## Start Material for the task

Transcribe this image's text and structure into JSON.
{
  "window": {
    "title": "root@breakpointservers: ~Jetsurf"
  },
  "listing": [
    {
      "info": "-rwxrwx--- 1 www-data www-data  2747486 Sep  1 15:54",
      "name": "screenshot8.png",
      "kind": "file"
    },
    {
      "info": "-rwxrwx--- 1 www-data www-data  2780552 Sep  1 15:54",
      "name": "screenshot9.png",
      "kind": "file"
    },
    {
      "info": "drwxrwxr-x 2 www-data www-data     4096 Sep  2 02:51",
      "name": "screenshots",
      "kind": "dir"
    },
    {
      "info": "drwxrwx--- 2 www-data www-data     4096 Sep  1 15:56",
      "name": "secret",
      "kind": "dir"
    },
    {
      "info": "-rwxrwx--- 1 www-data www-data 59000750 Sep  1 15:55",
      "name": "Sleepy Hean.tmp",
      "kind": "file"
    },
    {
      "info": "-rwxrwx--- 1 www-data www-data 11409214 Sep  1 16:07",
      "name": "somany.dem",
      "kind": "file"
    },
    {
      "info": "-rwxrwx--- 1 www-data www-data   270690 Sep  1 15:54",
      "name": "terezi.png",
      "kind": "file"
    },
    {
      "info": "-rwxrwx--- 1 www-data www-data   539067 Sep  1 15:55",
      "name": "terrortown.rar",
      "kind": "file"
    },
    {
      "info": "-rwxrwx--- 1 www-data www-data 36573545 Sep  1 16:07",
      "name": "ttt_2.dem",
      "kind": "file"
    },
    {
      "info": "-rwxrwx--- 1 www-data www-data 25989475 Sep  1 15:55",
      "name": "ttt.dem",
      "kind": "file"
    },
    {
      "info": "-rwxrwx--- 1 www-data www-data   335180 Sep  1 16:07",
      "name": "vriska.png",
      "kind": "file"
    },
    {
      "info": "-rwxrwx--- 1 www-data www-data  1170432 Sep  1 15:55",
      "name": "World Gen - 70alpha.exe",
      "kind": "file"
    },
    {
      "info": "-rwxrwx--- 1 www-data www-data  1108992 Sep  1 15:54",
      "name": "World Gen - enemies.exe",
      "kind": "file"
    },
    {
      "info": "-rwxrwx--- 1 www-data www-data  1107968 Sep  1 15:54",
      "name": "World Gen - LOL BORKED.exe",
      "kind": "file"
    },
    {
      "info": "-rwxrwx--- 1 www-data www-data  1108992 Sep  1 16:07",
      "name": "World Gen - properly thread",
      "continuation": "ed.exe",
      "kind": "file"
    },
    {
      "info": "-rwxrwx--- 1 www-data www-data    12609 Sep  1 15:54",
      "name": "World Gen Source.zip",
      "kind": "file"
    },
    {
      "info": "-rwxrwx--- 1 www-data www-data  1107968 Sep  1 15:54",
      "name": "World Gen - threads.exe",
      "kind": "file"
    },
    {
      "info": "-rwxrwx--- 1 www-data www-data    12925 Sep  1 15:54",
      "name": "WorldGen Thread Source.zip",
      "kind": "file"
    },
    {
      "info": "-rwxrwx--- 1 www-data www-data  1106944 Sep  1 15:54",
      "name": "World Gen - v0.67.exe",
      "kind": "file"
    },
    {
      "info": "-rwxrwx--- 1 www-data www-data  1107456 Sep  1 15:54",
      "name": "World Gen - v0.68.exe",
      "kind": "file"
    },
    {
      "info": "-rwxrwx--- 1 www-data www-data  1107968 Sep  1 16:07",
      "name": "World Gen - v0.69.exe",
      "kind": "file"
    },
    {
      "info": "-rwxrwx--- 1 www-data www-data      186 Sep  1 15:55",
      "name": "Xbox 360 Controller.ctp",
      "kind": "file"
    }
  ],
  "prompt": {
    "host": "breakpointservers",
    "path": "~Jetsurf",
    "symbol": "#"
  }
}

## End Material for the task

_Exercise instructions_.
Identify and copy the lines holding the word "Jetsurf".

_Final answer_.
    "title": "root@breakpointservers: ~Jetsurf"
    "path": "~Jetsurf",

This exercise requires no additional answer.